▶ [PEDIDO DE TRABALHO A]: Segundo o texto do exercício, qual atriz foi escalada como protagonista da nova adaptação de Gabriela Cravo e Canela?
▶ [PEDIDO DE TRABALHO B]: Imprima sem alterações o trecho do texto do exercício que vai de "Escrito em 1912, Eu, filho" até "neta, Cecília Amado).".

▶ [TEXTO DO EXERCÍCIO]:
◇ ◇ ◇
Cultura

2012 é ano de centenários e de expectativas

Ano literário está recheado de datas comemorativas e as editoras já sinalizam o relançamento de obras.




Se as efemérides sempre foram um combustível que aqueceu o mercado editorial brasileiro, o leitor mais entusiasmado pode ir reservando um cantinho em sua biblioteca: o ano literário está recheado de datas comemorativas e as editoras já sinalizam o relançamento de obras que têm estas datas como apelo, nas prateleiras das livrarias.

Se estivessem vivos em 2012, por exemplo, dois autores de peso nos catálogos das editoras nacionais estariam comemorando seus centenários: Nelson Rodrigues (1912-1980) e Jorge Amado (1912-2001).

Escrito em 1912, Eu, filho único do poeta do carbono e do amoníaco Augusto dos Anjos (1884-1914), também está comemorando 100 anos e, se não tem provocado alvoroço entre as editoras (já que é de domínio público há algumas décadas), vem mobilizando a Secretaria de Estado de Cultura da Paraíba para render as honras que lhe são merecidas.

As homenagens a Jorge Amado já tiveram sua prévia ano passado, quando a primeira década de sua morte foi lembrada nos cinemas, com a passagem de Capitães de Areia (longa dirigido por sua neta, Cecília Amado).

Em um ano em que será tema até de Escola de Samba (a Imperatriz Leopoldinense, que o escolheu como mote para seu desfile no sambódromo), Jorge Amado inspira também uma nova adaptação da Rede Globo para o romance Gabriela Cravo e Canela (1958). A novela tem estreia prevista para abril e escalou a atriz Juliana Paes como protagonista.

Em São Paulo, o Museu da Língua Portuguesa divulgou ainda uma exposição com o acervo do autor. No âmbito editorial, a Academia Brasileira de Letras trabalha em uma revisão crítica da obra do baiano e a Companhia das Letras, detentora de seus direitos desde 2007, vai investir alto em reedições de suas obras.

Como prova disso, Navegação de Cabotagem (1992) vai ganhar versão ilustrada e pelo menos dois outros títulos serão publicados em formato pocket (hoje apenas Capitães de Areia, de 1937, circula pela Companhia de Bolso).

A Nova Fronteira, diferentemente da Companhia das Letras, optou por guardar a sete chaves as novidades que pairam sobre o legado do cronista da vida como ela é, Nelson Rodrigues.

A editora não tornou pública sua estratégia de aporte dos escritos do jornalista e dramaturgo da perfídia humana às gôndolas. As poucas informações, porém, apontam para o escoamento de textos inéditos, além das já consagradas peças e reedições a preços populares.
◇ ◇ ◇
▶ [DADOS BRUTOS]:
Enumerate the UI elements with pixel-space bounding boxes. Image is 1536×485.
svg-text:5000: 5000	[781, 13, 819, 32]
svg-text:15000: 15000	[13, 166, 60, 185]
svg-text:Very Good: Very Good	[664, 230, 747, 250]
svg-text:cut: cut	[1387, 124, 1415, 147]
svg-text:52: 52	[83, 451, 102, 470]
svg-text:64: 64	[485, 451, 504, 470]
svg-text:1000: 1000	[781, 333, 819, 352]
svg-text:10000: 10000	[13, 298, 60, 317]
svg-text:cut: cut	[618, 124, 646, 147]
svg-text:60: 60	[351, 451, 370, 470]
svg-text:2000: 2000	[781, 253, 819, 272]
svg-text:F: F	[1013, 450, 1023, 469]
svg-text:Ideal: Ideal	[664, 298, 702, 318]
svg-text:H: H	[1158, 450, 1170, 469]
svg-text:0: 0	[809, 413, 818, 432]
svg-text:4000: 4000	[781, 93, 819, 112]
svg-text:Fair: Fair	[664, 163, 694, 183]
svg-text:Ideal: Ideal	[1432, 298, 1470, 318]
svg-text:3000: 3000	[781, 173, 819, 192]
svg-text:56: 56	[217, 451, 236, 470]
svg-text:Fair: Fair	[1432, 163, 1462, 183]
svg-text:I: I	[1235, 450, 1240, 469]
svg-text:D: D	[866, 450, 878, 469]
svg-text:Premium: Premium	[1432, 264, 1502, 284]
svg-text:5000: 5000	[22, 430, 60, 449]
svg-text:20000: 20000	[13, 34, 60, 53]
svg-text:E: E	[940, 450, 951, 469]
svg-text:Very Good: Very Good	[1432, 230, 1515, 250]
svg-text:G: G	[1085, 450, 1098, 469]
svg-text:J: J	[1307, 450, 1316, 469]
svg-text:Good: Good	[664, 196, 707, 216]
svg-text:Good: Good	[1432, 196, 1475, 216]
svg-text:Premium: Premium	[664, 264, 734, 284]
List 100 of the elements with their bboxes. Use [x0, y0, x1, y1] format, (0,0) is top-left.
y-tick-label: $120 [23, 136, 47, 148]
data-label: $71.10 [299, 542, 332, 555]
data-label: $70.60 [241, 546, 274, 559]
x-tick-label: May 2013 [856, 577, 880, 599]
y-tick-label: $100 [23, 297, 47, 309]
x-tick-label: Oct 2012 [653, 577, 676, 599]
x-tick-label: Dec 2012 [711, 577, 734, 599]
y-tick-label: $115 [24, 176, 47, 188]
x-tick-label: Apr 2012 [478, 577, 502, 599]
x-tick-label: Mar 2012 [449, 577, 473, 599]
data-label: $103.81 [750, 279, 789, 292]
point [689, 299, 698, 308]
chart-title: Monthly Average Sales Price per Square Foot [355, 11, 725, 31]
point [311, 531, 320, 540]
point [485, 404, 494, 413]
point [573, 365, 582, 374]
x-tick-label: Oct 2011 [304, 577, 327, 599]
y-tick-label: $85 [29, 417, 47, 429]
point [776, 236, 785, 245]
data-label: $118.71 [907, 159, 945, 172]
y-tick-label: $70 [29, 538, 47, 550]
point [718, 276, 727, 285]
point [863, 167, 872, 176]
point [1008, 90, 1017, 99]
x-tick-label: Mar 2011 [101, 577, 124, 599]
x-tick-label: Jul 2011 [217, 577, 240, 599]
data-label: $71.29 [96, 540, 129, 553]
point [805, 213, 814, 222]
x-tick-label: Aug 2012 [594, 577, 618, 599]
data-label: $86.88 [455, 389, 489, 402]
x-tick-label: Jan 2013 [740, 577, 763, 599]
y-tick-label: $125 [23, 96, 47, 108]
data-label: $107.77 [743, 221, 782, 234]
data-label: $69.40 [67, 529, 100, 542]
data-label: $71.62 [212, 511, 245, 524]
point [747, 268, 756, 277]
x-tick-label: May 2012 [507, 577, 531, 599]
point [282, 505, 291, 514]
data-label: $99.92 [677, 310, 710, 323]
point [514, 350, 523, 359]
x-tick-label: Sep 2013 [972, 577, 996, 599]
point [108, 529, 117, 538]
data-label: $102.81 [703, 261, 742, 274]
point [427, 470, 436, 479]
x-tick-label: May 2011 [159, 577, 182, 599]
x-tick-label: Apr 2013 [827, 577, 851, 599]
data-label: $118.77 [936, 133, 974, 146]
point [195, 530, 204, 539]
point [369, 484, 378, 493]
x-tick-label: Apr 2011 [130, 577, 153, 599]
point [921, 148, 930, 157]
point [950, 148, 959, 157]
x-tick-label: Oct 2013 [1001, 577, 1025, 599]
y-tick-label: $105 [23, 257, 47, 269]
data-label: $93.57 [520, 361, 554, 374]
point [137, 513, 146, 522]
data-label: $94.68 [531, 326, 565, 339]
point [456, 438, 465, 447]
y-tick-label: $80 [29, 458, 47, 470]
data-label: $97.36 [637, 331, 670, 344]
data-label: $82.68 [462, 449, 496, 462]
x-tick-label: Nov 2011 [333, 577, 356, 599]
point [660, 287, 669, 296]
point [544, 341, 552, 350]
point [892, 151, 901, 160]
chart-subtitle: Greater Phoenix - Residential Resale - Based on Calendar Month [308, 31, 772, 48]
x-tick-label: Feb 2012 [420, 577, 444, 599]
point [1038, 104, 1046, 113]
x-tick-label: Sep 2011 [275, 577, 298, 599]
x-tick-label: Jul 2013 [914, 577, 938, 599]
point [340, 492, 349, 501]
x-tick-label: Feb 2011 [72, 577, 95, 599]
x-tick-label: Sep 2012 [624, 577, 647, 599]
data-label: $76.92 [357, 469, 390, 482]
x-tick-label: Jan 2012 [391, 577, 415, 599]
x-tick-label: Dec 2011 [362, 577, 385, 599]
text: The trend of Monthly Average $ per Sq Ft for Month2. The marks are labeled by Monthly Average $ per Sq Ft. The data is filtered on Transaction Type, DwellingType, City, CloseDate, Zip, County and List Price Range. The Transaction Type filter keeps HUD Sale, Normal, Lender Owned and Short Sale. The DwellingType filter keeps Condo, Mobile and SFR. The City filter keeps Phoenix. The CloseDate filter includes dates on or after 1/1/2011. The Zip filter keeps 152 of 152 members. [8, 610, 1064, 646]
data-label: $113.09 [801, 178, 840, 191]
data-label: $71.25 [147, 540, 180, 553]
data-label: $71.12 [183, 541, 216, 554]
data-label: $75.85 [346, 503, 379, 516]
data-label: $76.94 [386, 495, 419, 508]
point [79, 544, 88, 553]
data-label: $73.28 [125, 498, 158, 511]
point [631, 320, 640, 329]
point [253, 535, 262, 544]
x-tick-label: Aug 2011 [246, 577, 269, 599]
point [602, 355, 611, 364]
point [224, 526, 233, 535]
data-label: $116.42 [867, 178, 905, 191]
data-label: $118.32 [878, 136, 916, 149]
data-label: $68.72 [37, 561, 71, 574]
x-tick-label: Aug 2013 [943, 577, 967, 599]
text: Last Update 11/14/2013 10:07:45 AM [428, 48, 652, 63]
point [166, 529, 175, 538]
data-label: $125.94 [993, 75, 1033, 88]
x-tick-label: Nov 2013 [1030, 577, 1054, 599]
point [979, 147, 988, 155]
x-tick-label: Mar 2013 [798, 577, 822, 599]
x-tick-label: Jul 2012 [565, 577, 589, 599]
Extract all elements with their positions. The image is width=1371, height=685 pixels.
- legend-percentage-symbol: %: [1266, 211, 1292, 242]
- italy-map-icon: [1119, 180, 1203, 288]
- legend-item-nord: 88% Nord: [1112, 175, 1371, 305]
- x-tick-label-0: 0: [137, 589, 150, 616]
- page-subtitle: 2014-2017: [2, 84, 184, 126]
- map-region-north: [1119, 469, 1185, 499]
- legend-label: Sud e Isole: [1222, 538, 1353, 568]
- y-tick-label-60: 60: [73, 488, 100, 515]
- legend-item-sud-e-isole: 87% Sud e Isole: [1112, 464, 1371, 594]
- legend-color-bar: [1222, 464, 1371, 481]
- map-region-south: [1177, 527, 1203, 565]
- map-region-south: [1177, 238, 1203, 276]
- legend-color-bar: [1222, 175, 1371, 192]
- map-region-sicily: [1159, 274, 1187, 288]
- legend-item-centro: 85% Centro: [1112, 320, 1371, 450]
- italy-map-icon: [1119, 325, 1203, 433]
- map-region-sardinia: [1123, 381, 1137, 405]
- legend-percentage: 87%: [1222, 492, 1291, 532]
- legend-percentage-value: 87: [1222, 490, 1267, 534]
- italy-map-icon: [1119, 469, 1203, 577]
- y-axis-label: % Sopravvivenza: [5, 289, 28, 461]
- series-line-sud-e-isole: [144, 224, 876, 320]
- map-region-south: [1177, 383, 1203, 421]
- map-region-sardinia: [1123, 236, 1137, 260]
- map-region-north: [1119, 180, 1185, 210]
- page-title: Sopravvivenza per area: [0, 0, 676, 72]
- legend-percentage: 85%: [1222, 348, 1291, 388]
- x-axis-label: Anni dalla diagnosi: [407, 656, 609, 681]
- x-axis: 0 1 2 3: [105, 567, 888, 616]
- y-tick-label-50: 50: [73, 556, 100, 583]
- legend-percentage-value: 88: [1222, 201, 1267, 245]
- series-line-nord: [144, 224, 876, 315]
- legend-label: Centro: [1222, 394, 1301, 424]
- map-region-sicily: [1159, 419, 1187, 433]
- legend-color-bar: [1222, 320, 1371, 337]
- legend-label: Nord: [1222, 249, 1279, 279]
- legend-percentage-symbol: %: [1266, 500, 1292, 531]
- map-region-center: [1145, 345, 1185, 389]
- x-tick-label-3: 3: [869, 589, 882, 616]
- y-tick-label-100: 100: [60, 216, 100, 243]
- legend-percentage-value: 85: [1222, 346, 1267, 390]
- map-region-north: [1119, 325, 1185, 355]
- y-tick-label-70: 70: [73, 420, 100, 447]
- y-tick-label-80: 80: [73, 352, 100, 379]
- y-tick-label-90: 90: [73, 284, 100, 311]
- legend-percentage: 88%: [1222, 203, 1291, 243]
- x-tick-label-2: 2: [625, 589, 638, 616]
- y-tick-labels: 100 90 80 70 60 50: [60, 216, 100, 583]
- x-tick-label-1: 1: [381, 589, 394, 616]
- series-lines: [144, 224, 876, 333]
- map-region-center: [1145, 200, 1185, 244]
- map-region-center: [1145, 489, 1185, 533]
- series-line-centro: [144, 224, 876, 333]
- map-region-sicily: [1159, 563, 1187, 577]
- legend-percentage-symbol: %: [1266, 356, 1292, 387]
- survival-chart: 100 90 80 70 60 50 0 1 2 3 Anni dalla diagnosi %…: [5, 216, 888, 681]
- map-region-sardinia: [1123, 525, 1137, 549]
◇ ◇ ◇
▶ [RESPOSTA ESCRITA A]: Juliana Paes.

▶ [RESPOSTA ESCRITA B]:
Escrito em 1912, Eu, filho único do poeta do carbono e do amoníaco Augusto dos Anjos (1884-1914), também está comemorando 100 anos e, se não tem provocado alvoroço entre as editoras (já que é de domínio público há algumas décadas), vem mobilizando a Secretaria de Estado de Cultura da Paraíba para render as honras que lhe são merecidas.

As homenagens a Jorge Amado já tiveram sua prévia ano passado, quando a primeira década de sua morte foi lembrada nos cinemas, com a passagem de Capitães de Areia (longa dirigido por sua neta, Cecília Amado).